WHAT TO PRODUCE =
Scan the records for the string "Driving"; copy each line where it occurs.

EXCERPTED DATA =
* Start *

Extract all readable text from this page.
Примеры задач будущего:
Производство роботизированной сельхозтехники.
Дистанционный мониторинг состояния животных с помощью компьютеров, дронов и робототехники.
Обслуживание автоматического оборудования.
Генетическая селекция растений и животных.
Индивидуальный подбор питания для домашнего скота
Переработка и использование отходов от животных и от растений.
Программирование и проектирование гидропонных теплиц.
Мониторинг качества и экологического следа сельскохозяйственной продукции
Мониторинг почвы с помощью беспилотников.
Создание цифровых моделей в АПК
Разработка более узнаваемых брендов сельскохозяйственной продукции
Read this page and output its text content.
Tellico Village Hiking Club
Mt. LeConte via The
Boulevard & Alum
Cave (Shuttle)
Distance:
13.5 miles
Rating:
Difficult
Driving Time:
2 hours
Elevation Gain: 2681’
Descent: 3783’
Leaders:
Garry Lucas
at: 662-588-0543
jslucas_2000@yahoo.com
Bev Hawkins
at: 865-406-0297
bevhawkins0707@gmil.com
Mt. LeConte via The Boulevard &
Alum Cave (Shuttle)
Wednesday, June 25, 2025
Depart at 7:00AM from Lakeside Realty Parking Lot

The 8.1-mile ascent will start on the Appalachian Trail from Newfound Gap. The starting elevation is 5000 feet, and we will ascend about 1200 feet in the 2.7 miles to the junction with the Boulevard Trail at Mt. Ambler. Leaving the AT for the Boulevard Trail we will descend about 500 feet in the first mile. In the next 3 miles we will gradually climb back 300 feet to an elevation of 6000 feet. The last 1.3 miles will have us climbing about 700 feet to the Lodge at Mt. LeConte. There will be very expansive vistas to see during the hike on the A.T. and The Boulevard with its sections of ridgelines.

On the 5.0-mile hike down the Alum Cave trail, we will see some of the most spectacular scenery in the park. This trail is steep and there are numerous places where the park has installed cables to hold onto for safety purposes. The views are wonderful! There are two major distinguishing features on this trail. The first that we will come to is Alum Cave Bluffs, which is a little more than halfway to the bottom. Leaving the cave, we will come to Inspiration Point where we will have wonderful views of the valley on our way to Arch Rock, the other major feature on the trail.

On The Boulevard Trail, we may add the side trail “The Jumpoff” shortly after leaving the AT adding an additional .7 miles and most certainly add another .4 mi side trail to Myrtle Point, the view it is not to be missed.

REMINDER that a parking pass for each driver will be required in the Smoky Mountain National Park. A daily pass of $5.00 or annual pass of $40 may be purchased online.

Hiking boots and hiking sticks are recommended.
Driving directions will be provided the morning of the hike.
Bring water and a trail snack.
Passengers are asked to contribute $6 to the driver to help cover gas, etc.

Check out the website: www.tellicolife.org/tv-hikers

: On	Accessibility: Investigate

* End *

OUTPUT BELOW =
Driving Time:
Driving directions will be provided the morning of the hike.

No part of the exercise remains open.